▶ [JOB] Pick out each line in these entries that contains the string "name".

▶ [DATA TO PROCESS]
--- --- ---

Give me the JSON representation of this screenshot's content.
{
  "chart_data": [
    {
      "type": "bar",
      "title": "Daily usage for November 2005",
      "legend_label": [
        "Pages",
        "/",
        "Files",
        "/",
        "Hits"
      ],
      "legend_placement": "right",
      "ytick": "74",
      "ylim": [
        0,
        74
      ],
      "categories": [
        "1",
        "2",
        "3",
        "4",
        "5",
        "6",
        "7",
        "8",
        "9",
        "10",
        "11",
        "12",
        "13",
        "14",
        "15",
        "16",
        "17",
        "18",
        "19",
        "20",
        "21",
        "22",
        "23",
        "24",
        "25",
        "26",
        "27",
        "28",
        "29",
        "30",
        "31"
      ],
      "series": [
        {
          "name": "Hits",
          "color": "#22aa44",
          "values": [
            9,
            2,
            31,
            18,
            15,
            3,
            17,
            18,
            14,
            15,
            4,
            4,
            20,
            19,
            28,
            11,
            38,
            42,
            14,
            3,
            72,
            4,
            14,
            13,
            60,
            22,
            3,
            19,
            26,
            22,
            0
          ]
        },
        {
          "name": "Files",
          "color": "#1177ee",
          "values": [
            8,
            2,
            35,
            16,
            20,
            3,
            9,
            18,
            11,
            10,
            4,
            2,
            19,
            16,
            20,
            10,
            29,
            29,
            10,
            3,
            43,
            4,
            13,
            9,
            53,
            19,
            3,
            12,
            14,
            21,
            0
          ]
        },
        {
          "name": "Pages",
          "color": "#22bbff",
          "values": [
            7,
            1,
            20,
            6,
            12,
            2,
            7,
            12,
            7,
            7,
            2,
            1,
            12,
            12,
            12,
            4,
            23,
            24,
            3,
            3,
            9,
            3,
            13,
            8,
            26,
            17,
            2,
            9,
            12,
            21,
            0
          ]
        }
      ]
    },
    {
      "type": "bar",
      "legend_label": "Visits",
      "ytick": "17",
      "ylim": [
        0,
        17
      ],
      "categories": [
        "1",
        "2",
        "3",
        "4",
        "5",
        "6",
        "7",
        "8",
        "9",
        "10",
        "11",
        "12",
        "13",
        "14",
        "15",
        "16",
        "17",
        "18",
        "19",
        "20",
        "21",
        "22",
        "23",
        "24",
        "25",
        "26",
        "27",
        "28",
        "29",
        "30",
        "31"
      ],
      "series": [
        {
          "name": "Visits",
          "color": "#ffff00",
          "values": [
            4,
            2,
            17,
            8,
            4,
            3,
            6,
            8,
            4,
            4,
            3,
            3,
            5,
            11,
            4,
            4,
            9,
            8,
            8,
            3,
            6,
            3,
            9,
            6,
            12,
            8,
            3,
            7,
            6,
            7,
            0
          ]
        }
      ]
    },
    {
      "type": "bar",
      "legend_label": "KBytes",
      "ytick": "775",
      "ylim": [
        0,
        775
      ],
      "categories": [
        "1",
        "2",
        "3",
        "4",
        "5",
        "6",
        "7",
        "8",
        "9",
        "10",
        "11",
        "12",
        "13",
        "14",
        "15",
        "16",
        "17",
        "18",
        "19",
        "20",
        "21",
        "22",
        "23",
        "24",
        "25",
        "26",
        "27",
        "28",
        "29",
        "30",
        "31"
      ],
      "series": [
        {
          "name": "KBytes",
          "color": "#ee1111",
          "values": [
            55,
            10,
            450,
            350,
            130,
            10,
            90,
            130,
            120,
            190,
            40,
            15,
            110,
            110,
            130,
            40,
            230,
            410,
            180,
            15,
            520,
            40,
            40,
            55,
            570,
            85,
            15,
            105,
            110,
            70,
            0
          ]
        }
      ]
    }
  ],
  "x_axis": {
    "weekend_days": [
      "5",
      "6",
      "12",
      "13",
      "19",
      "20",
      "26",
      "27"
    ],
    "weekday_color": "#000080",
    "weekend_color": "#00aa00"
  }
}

--- --- ---

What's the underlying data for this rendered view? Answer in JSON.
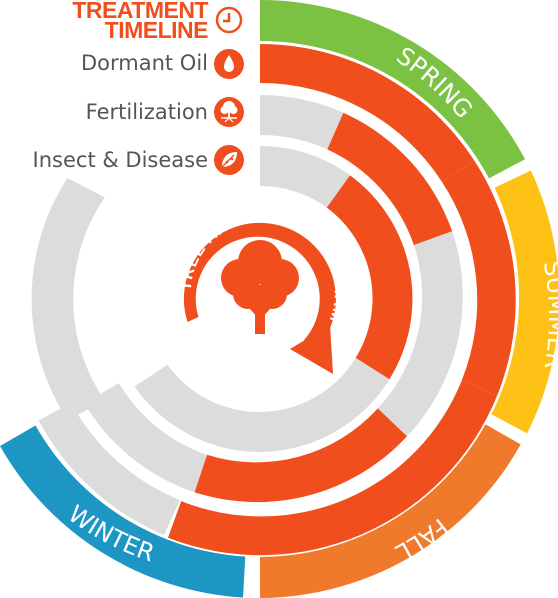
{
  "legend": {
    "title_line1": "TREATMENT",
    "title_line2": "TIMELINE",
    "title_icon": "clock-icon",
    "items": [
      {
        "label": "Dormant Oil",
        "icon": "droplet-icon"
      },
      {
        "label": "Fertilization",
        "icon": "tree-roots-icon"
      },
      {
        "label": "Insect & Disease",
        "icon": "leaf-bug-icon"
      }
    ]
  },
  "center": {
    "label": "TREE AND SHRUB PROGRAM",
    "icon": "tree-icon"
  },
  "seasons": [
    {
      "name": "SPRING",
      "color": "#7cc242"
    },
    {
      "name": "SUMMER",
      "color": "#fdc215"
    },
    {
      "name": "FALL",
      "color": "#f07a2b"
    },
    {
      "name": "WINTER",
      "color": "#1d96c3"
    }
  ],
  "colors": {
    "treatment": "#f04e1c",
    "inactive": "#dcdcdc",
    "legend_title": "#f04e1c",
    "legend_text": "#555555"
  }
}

--- --- ---

▶ [EXERCISE RESPONSE]
          "name": "Hits",
          "name": "Files",
          "name": "Pages",
          "name": "Visits",
          "name": "KBytes",
      "name": "SPRING",
      "name": "SUMMER",
      "name": "FALL",
      "name": "WINTER",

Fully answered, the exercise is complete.